** begin RECORDS FOR THIS EXERCISE **
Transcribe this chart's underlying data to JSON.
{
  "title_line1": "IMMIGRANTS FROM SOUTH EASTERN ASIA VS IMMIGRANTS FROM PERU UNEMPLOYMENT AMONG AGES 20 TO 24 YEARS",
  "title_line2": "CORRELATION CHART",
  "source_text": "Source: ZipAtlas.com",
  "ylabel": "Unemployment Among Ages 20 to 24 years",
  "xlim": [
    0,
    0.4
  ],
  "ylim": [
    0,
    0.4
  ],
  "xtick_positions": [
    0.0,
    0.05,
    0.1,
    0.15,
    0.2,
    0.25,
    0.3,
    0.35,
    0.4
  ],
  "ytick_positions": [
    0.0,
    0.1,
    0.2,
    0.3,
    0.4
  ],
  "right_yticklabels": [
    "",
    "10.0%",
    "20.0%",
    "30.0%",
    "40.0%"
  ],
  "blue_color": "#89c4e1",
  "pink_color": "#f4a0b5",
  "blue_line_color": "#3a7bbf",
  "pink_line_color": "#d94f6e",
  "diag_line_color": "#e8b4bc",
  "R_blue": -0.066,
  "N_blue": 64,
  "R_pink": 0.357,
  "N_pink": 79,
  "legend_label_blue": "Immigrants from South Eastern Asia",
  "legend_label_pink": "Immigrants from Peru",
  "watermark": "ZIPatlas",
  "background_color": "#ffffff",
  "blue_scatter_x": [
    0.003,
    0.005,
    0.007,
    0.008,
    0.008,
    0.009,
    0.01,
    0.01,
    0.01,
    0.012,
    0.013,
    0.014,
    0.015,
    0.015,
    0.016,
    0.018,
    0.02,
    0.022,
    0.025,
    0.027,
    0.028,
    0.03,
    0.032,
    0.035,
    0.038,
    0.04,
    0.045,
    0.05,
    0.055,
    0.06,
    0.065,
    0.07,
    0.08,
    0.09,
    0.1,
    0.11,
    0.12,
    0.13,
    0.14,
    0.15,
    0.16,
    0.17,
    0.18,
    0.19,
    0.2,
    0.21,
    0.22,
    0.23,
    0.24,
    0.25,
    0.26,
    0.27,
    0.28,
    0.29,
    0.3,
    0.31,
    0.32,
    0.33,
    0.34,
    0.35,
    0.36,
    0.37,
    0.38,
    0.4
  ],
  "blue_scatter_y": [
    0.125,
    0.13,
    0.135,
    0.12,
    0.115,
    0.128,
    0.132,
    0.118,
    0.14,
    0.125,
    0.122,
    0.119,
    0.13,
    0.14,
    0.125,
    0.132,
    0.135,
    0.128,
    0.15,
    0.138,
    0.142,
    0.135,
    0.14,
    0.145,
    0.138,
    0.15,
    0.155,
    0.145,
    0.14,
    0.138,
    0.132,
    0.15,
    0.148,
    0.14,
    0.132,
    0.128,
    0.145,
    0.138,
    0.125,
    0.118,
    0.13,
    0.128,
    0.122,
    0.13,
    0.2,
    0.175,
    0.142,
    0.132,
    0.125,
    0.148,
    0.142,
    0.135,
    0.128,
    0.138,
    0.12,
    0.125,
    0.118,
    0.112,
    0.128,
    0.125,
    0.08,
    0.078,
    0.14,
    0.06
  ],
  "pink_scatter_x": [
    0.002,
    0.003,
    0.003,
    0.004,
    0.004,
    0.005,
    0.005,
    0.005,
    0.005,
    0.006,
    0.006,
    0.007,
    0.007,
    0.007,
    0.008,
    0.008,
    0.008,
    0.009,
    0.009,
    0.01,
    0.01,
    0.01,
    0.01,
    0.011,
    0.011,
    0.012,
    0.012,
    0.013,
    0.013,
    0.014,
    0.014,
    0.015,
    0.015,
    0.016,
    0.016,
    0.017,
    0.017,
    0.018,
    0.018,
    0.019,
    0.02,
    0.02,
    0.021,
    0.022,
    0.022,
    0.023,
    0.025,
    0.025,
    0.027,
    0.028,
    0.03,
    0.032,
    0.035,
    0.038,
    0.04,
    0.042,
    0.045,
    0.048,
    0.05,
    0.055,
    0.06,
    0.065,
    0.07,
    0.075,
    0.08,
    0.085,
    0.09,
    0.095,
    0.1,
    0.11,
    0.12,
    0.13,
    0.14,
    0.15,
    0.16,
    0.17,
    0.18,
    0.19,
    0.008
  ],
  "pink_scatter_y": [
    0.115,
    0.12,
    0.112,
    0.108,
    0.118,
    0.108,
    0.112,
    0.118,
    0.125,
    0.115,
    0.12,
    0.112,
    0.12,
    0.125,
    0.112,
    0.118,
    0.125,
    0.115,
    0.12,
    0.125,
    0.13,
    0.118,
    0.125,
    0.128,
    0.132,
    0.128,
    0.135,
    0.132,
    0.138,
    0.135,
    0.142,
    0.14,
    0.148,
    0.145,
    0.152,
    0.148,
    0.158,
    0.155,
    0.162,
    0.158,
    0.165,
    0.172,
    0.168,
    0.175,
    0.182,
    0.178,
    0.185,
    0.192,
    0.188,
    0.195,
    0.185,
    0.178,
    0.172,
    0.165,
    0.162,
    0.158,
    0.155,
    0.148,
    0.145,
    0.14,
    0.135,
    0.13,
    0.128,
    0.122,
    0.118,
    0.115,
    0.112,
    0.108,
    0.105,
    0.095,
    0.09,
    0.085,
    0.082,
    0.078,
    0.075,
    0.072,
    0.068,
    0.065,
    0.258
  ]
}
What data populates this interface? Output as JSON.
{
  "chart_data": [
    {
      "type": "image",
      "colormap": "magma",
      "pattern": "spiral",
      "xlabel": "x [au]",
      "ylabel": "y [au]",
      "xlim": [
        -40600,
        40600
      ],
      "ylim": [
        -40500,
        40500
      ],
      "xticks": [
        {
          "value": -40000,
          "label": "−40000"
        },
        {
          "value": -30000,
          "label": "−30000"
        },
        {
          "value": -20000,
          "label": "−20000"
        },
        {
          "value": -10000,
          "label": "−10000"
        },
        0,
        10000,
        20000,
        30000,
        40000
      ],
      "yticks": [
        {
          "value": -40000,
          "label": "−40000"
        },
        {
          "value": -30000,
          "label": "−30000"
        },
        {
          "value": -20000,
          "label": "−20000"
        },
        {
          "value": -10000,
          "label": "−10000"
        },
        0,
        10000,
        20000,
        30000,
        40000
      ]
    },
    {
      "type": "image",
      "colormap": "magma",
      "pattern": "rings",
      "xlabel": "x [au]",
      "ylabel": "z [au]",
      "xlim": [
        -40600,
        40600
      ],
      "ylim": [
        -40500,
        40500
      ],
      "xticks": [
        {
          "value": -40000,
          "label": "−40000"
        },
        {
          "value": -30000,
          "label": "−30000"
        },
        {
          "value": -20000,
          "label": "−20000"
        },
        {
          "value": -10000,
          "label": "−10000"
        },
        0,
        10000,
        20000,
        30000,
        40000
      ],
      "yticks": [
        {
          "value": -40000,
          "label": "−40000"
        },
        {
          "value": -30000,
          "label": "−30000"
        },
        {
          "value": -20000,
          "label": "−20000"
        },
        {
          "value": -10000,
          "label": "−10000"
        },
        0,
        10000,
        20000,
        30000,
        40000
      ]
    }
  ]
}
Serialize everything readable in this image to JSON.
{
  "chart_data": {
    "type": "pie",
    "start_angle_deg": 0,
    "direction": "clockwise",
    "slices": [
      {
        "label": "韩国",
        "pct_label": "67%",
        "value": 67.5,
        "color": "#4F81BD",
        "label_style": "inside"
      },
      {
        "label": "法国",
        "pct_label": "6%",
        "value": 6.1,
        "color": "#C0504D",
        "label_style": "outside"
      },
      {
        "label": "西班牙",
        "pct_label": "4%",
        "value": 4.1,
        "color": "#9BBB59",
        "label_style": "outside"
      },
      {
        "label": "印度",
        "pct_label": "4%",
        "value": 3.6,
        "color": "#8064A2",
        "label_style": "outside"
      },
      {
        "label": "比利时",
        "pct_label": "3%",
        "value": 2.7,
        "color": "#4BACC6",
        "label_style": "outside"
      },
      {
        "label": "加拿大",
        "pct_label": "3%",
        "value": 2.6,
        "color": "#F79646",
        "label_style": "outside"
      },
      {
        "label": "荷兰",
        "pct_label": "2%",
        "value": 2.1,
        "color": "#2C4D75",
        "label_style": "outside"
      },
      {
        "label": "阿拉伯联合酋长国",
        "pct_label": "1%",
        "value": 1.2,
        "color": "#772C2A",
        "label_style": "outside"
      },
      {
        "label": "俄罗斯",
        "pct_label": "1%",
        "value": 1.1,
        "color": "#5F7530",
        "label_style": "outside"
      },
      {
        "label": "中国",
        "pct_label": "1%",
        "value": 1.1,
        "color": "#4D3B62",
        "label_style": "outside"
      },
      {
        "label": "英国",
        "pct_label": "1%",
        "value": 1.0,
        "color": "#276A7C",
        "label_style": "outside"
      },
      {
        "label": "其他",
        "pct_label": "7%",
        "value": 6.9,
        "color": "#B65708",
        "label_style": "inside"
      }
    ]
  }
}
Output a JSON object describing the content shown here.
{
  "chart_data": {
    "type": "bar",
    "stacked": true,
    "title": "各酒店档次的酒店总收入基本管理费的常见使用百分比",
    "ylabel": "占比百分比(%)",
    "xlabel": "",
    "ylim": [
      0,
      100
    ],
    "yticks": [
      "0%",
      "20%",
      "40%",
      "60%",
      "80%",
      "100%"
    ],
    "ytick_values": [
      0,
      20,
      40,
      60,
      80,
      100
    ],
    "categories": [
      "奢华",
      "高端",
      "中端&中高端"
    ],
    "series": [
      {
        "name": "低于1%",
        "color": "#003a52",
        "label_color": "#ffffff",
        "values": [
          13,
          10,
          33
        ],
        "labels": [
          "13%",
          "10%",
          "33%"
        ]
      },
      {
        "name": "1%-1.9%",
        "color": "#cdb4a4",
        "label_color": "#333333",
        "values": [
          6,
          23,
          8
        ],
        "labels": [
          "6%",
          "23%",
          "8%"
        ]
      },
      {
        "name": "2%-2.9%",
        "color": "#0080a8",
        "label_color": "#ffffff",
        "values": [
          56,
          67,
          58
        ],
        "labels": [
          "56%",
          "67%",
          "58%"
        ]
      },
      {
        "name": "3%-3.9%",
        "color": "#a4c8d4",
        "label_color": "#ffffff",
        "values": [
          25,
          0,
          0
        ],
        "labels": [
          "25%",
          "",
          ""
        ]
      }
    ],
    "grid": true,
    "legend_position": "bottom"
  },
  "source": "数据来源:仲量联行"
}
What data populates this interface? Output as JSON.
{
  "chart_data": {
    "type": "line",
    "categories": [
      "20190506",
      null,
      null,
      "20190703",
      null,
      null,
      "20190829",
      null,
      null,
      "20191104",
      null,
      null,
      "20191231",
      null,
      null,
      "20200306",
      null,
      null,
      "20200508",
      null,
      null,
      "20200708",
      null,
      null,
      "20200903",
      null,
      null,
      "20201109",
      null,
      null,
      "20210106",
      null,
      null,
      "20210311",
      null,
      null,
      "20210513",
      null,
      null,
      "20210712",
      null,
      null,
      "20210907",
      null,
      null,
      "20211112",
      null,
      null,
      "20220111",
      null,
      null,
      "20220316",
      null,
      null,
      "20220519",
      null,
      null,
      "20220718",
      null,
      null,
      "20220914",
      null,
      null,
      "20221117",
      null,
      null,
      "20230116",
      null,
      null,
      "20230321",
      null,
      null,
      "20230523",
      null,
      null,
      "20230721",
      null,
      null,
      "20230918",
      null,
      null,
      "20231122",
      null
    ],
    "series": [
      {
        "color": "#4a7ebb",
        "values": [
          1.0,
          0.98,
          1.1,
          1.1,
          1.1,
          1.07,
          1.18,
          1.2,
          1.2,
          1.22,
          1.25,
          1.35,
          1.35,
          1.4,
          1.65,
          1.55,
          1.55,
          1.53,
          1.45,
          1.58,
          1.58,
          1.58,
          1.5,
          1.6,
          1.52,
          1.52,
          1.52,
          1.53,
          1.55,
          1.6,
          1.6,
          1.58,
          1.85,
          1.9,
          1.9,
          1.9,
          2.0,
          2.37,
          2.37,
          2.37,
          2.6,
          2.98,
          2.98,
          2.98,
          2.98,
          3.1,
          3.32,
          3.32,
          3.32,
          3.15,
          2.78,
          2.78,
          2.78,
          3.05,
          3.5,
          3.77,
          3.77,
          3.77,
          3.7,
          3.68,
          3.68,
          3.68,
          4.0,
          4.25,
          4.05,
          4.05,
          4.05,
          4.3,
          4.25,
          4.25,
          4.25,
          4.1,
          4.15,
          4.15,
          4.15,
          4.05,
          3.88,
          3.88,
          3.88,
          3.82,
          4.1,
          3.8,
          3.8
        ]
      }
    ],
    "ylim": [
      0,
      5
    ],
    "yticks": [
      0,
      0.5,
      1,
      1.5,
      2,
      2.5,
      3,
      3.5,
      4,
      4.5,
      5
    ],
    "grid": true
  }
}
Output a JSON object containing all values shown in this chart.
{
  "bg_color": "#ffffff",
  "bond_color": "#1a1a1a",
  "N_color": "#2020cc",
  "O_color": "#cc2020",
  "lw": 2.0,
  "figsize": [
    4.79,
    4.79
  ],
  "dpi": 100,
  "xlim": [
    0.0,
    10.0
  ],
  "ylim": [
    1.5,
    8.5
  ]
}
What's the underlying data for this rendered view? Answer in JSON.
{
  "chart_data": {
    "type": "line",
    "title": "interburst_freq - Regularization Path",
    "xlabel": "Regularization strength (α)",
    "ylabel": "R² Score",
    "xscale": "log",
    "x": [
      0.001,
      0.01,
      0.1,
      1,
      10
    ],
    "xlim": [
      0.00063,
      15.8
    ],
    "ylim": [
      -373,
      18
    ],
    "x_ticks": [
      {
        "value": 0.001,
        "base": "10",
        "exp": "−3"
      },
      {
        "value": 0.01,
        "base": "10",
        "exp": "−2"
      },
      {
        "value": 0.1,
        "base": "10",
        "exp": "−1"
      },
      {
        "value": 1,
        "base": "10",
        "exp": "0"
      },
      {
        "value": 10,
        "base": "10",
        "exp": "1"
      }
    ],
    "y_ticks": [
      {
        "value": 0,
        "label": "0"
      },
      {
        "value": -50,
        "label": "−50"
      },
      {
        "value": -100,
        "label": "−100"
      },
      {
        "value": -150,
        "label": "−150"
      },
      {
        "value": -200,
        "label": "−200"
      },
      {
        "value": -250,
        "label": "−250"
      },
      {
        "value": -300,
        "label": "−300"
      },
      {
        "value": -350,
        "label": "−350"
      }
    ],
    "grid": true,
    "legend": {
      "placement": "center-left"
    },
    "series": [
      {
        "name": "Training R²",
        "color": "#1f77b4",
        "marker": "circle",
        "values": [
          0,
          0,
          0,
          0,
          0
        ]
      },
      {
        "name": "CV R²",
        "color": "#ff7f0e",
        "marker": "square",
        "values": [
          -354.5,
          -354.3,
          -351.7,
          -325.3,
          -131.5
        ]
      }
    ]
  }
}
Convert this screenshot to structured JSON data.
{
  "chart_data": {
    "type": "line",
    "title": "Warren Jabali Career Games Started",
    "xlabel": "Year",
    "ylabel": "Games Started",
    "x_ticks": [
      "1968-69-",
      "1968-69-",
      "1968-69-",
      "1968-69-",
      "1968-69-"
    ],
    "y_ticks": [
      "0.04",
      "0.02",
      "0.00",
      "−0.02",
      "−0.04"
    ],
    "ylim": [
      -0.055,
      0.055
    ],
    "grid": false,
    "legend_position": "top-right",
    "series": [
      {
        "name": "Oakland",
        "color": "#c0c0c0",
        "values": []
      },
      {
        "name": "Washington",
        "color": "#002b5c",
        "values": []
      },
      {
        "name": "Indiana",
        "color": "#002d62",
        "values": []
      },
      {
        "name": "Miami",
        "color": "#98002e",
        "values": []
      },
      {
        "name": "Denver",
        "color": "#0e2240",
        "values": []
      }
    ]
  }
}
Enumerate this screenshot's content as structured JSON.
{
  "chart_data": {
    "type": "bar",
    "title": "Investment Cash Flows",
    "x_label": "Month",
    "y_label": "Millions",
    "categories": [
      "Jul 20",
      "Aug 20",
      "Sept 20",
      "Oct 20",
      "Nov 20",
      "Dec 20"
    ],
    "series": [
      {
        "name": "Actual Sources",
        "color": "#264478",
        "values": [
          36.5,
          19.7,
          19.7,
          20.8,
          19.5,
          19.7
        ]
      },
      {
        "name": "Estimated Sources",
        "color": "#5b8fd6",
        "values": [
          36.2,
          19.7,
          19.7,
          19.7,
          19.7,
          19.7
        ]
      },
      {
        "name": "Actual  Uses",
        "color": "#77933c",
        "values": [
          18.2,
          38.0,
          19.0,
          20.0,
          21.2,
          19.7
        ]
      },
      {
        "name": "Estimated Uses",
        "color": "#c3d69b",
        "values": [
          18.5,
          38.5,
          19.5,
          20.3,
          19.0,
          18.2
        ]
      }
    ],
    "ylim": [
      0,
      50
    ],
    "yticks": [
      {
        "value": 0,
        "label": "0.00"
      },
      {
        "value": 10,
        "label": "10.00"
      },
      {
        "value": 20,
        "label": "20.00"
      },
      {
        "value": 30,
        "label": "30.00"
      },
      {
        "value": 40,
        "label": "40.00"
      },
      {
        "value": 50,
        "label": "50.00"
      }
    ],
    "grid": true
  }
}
** end RECORDS FOR THIS EXERCISE **
• GIVEN TASK
From the listing above, copy every line that holds the string "Actual".

• CORRECT ANSWER
        "name": "Actual Sources",
        "name": "Actual  Uses",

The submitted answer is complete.